Report the number of lines containing "classroom", with no other words.

Entries shown:
--- begin ---

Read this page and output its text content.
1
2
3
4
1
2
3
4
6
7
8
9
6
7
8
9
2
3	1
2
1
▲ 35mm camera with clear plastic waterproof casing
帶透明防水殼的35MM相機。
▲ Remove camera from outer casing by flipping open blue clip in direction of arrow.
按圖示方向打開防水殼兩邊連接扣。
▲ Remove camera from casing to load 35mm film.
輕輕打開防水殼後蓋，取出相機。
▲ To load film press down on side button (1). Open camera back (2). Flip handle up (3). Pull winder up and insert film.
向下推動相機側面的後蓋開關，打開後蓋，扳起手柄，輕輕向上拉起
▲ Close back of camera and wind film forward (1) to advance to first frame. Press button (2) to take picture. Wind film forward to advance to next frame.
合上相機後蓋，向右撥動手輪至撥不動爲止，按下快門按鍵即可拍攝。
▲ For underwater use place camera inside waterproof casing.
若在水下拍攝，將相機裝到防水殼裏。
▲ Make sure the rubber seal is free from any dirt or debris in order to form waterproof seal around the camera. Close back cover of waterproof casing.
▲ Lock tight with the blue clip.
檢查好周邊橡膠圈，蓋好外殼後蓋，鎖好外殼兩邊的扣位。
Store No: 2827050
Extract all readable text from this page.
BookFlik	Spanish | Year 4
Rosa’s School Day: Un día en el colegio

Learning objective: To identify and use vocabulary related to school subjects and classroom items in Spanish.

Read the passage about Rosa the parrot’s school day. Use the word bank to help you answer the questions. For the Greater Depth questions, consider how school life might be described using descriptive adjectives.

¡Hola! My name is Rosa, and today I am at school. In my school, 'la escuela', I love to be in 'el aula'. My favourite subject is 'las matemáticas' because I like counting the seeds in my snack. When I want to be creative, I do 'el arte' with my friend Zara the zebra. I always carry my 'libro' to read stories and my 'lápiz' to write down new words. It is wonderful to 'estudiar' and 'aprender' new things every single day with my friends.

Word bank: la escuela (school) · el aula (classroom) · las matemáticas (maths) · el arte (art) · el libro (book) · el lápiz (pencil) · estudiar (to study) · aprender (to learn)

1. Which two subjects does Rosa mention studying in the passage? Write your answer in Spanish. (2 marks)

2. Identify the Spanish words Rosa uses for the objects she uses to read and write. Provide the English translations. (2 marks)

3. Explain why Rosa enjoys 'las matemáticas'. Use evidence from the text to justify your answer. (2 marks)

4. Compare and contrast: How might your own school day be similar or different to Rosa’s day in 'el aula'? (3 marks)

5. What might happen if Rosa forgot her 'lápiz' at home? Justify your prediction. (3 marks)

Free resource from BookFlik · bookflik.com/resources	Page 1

--- end ---

Solution to this problem: 2